Each line containing the word "Home" must be collected.
:: Data shown
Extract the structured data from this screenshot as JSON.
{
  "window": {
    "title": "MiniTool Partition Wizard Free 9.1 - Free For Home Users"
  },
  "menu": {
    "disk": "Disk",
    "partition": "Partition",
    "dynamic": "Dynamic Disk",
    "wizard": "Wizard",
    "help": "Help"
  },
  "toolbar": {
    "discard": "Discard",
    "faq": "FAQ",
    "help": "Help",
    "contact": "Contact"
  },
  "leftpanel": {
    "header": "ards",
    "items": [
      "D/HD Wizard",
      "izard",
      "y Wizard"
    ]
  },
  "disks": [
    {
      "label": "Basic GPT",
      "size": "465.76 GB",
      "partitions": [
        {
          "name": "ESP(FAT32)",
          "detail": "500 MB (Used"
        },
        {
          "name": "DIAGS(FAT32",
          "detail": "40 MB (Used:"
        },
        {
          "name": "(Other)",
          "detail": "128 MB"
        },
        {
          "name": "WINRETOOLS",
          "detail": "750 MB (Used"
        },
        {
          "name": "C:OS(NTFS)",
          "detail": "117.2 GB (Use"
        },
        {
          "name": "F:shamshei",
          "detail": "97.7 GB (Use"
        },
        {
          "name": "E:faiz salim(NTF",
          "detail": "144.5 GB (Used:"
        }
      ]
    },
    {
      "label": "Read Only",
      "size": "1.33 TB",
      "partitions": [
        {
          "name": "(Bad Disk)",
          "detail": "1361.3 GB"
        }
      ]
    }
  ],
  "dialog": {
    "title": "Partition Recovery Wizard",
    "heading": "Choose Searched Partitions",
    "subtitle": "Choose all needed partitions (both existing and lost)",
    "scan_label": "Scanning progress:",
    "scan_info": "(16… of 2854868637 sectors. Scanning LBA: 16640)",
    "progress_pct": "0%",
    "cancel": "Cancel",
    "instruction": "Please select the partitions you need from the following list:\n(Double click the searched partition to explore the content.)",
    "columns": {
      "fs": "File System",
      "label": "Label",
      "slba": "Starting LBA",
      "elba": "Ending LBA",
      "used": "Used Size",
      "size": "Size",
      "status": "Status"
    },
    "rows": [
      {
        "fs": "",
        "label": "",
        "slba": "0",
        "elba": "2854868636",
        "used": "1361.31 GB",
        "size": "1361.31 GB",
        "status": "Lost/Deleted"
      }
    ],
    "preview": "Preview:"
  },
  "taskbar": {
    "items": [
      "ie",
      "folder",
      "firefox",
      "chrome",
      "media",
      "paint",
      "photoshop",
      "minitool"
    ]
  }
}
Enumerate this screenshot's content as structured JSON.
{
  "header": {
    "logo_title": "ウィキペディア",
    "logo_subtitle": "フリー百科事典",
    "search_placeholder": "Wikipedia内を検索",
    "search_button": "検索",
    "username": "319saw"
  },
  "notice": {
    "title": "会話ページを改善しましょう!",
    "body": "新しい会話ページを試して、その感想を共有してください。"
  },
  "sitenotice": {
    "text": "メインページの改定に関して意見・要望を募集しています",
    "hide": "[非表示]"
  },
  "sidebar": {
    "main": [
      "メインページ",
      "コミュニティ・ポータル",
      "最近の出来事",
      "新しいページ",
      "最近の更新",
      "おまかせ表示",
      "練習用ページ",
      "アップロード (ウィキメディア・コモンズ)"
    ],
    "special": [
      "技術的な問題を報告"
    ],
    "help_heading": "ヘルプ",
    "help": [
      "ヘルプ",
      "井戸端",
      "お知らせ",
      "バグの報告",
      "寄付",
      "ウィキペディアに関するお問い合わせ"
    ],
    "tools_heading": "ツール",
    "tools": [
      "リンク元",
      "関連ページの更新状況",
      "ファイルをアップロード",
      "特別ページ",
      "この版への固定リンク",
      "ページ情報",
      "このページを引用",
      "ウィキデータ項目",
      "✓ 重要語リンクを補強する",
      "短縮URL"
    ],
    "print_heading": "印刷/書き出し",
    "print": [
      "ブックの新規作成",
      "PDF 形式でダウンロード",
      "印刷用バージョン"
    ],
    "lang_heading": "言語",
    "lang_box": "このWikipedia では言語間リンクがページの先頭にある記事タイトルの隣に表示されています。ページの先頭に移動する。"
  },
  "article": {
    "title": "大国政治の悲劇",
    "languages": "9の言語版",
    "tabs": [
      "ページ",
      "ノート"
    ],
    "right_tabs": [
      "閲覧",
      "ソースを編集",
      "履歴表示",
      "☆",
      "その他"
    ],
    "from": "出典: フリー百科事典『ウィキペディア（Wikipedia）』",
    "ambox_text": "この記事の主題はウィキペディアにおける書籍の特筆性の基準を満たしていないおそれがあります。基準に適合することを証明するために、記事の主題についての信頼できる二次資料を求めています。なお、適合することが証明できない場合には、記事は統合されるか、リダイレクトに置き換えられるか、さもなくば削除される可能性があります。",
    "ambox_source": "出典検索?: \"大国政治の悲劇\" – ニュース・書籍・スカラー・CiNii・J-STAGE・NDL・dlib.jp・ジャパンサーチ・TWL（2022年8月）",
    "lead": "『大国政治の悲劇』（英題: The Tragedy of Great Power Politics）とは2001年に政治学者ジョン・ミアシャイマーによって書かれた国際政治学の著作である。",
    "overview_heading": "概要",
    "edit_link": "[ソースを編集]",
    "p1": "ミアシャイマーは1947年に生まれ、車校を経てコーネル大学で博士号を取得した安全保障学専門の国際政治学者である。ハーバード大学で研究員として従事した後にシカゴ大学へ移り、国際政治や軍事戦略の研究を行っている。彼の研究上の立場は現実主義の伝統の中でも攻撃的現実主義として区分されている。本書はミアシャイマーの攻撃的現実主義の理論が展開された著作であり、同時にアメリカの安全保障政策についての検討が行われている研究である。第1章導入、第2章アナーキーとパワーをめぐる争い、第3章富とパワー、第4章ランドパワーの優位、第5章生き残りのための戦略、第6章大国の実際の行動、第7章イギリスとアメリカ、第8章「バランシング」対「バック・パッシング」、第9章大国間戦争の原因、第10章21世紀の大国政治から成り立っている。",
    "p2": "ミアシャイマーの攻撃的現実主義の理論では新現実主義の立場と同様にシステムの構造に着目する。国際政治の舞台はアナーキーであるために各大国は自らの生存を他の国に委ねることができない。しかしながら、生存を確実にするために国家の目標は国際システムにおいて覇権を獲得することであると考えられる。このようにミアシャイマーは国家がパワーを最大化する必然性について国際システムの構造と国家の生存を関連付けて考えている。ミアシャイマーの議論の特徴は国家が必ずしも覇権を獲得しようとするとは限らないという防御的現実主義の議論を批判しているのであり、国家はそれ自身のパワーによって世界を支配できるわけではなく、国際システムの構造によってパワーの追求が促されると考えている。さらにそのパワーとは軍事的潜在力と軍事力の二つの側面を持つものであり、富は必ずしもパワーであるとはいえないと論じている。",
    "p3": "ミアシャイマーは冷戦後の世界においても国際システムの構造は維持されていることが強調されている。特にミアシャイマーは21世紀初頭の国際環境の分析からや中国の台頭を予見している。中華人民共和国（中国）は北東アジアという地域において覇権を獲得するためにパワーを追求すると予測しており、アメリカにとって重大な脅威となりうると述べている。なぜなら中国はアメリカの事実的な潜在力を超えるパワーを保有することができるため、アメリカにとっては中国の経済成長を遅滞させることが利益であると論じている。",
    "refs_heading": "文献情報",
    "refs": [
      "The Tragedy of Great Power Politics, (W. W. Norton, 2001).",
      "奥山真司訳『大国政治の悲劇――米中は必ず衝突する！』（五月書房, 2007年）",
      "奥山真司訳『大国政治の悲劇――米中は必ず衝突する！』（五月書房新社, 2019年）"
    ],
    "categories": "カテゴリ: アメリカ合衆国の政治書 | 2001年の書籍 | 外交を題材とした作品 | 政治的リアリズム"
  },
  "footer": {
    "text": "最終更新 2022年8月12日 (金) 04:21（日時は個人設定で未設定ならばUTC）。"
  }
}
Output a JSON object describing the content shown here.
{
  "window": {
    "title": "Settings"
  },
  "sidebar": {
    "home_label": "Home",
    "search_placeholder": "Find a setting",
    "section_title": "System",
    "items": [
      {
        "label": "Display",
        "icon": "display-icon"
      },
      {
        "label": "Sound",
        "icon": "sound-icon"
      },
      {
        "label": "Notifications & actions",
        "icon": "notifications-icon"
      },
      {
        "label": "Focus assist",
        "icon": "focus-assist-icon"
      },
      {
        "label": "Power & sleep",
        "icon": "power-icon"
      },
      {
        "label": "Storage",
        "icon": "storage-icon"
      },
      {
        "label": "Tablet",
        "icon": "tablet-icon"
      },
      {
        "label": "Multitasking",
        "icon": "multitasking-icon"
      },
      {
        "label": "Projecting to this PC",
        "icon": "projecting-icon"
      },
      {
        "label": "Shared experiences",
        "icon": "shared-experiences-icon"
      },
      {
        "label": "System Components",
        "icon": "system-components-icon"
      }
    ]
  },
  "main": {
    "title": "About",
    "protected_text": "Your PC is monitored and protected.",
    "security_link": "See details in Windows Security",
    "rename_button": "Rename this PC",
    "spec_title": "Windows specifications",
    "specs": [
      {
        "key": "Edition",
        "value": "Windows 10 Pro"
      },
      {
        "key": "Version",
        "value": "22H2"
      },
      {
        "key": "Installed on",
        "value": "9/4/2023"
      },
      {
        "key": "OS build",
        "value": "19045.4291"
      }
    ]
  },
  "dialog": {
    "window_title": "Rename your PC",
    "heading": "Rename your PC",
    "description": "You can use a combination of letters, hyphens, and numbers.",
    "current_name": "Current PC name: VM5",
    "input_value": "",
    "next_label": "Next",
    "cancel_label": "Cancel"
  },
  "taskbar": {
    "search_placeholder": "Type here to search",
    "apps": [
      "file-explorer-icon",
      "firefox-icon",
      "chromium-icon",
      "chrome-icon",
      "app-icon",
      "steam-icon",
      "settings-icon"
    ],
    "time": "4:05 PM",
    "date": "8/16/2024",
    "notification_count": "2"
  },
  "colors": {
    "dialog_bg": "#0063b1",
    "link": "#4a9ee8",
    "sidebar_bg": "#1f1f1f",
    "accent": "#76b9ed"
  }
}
::::
Exercise result -
    "title": "MiniTool Partition Wizard Free 9.1 - Free For Home Users"
    "home_label": "Home",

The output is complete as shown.